## WHAT IS ASKED
Extract and list every line that contains the word "name".

Some records:
○ ○ ○

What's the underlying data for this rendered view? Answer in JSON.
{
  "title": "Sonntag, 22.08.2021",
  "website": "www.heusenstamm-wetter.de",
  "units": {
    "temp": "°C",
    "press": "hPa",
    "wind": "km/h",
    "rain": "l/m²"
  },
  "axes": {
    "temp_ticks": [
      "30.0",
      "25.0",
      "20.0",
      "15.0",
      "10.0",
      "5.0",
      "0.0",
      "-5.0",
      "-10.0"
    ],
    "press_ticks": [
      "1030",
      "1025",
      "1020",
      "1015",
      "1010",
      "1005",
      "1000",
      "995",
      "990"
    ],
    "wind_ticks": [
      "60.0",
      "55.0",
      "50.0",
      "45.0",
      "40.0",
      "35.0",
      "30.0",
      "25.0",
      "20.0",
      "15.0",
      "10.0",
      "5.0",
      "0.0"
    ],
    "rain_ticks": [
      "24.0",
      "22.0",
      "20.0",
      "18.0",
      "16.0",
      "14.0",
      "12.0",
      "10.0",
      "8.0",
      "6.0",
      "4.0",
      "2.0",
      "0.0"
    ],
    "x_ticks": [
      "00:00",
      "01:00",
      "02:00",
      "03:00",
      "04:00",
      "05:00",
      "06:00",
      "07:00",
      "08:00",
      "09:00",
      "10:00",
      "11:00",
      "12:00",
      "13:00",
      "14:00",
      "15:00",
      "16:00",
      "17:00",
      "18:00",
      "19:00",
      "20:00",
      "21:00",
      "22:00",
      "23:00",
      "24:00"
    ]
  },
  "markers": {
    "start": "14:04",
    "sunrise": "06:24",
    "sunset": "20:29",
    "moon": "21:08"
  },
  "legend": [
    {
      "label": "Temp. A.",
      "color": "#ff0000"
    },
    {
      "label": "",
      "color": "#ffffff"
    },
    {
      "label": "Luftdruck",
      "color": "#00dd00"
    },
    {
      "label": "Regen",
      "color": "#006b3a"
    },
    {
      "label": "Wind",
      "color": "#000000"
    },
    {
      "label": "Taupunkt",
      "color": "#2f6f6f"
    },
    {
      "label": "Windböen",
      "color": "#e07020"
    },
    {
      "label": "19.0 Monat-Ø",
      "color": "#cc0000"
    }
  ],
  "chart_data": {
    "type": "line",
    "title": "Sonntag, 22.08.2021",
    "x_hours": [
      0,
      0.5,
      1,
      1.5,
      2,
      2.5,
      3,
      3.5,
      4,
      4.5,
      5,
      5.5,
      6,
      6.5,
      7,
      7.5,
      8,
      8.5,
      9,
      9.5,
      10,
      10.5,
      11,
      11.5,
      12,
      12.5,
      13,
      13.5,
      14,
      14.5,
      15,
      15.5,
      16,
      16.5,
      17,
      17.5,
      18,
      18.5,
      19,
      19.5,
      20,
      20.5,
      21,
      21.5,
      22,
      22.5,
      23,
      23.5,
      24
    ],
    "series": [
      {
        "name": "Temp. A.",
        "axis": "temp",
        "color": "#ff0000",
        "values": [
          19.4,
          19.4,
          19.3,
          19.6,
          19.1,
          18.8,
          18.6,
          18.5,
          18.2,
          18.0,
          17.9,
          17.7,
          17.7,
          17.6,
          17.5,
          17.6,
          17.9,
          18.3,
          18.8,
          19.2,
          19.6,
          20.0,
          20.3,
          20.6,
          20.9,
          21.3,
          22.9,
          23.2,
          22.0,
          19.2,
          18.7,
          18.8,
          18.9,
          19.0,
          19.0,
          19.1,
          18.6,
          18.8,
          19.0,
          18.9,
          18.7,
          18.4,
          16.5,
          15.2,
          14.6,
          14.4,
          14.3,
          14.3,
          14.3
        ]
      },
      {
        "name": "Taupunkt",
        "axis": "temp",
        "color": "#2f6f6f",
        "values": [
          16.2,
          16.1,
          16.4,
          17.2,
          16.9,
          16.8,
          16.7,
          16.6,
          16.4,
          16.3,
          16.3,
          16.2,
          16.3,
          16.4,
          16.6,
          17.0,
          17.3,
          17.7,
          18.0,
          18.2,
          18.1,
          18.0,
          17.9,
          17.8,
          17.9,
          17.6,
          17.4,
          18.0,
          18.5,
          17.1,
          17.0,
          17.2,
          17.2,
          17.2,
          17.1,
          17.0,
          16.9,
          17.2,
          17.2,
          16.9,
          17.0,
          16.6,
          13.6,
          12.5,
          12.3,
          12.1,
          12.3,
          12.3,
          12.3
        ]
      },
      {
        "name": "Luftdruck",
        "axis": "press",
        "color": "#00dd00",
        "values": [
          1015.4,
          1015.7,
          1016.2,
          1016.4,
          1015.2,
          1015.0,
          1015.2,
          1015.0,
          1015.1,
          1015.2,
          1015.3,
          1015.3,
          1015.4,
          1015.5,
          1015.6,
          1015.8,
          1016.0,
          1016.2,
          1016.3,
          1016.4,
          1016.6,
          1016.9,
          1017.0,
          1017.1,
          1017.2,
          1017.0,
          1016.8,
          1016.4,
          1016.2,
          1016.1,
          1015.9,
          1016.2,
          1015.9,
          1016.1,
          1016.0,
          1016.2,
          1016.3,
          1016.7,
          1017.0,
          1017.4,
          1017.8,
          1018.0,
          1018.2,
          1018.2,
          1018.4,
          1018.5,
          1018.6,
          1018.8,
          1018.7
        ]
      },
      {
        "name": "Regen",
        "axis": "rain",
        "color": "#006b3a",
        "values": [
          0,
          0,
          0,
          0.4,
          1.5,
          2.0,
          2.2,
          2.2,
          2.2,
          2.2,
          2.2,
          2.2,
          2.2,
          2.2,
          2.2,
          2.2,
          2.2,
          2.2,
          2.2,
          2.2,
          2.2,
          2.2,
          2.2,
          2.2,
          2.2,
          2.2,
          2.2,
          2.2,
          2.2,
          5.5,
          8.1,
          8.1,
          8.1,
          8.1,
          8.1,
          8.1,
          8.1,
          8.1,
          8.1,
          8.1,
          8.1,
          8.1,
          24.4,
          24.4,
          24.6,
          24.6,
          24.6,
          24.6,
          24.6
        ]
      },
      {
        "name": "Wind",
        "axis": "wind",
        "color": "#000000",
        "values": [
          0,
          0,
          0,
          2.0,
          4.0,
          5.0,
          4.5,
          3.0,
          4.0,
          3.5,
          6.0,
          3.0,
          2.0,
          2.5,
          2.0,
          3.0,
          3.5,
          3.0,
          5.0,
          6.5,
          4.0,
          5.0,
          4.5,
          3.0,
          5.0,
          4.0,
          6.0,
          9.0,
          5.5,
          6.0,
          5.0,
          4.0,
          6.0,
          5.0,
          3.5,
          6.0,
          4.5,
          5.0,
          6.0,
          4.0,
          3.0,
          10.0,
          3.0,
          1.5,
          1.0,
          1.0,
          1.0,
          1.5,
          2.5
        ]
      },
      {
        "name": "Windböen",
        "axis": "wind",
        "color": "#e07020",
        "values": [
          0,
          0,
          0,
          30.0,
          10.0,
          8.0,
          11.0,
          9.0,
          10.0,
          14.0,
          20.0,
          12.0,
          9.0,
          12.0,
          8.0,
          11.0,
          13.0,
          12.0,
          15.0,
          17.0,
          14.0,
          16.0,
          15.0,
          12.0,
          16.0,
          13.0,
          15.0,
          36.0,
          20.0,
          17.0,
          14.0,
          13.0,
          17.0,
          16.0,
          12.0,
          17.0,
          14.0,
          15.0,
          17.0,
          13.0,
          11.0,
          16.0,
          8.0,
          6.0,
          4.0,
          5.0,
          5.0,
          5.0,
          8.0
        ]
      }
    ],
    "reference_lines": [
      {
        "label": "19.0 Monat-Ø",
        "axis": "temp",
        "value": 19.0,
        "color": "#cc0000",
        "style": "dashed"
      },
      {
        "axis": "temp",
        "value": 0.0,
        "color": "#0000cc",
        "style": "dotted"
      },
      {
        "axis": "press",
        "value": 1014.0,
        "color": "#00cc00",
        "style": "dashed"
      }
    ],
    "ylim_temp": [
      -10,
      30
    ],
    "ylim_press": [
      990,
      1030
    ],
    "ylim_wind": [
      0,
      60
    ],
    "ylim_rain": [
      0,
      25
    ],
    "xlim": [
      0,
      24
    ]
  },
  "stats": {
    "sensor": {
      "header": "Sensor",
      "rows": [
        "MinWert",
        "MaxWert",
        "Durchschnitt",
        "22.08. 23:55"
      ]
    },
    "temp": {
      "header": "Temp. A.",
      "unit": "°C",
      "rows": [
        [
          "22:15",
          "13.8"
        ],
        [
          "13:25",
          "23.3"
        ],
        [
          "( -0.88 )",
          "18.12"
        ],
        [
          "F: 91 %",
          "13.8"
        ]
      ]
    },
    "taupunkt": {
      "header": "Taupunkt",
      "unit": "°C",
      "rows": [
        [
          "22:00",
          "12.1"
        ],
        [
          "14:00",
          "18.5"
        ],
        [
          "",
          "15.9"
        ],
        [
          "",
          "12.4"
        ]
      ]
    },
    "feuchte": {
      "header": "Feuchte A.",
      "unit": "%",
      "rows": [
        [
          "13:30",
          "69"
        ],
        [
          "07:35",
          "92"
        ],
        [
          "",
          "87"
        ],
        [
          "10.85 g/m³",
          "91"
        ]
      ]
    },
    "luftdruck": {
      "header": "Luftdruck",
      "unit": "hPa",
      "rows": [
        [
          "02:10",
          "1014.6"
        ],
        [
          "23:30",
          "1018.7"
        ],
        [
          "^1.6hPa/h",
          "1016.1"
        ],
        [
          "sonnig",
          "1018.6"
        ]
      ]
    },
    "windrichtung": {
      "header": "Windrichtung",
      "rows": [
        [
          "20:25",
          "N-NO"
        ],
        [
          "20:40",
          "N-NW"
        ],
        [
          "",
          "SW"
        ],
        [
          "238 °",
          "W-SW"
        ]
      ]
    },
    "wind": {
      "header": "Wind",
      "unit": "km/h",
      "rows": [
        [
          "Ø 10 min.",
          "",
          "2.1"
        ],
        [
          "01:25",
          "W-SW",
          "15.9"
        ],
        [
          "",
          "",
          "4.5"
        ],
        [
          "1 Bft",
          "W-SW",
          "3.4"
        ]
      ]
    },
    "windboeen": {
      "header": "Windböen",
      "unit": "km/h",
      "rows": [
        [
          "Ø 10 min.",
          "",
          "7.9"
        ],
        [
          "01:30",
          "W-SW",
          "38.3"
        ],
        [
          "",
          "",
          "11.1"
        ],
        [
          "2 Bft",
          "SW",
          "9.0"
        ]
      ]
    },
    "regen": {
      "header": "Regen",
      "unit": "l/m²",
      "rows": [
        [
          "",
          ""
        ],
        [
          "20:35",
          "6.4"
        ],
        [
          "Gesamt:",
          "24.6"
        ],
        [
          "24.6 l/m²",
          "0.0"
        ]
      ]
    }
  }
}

○ ○ ○

## WRITTEN ANSWER
        "name": "Temp. A.",
        "name": "Taupunkt",
        "name": "Luftdruck",
        "name": "Regen",
        "name": "Wind",
        "name": "Windböen",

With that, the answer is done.